Layout region listing:
╭──
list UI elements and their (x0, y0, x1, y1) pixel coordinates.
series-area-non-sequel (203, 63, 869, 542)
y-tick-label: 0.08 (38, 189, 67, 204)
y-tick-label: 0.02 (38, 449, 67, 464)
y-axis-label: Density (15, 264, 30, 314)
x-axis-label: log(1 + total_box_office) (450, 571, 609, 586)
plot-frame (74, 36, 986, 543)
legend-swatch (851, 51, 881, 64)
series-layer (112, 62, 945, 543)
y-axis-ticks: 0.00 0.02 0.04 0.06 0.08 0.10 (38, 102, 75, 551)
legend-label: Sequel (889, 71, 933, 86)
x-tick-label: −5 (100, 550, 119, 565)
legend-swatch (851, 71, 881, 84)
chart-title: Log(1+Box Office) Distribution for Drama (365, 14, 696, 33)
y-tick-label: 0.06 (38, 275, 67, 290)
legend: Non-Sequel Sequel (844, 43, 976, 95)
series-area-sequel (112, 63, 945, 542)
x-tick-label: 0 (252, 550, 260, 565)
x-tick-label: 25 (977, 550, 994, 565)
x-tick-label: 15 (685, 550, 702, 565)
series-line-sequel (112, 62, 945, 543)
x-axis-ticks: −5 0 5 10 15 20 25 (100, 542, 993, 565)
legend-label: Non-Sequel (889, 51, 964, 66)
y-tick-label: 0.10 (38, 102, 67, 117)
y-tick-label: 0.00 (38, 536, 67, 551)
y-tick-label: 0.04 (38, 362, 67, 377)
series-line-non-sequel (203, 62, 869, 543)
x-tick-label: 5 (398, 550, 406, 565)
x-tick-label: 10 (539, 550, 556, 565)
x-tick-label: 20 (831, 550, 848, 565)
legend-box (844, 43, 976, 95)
╰──
Return every line of the listing above without any changes.

list UI elements and their (x0, y0, x1, y1) pixel coordinates.
series-area-non-sequel (203, 63, 869, 542)
y-tick-label: 0.08 (38, 189, 67, 204)
y-tick-label: 0.02 (38, 449, 67, 464)
y-axis-label: Density (15, 264, 30, 314)
x-axis-label: log(1 + total_box_office) (450, 571, 609, 586)
plot-frame (74, 36, 986, 543)
legend-swatch (851, 51, 881, 64)
series-layer (112, 62, 945, 543)
y-axis-ticks: 0.00 0.02 0.04 0.06 0.08 0.10 (38, 102, 75, 551)
legend-label: Sequel (889, 71, 933, 86)
x-tick-label: −5 (100, 550, 119, 565)
legend-swatch (851, 71, 881, 84)
chart-title: Log(1+Box Office) Distribution for Drama (365, 14, 696, 33)
y-tick-label: 0.06 (38, 275, 67, 290)
legend: Non-Sequel Sequel (844, 43, 976, 95)
series-area-sequel (112, 63, 945, 542)
x-tick-label: 0 (252, 550, 260, 565)
x-tick-label: 25 (977, 550, 994, 565)
x-tick-label: 15 (685, 550, 702, 565)
series-line-sequel (112, 62, 945, 543)
x-axis-ticks: −5 0 5 10 15 20 25 (100, 542, 993, 565)
legend-label: Non-Sequel (889, 51, 964, 66)
y-tick-label: 0.10 (38, 102, 67, 117)
y-tick-label: 0.00 (38, 536, 67, 551)
y-tick-label: 0.04 (38, 362, 67, 377)
series-line-non-sequel (203, 62, 869, 543)
x-tick-label: 5 (398, 550, 406, 565)
x-tick-label: 10 (539, 550, 556, 565)
x-tick-label: 20 (831, 550, 848, 565)
legend-box (844, 43, 976, 95)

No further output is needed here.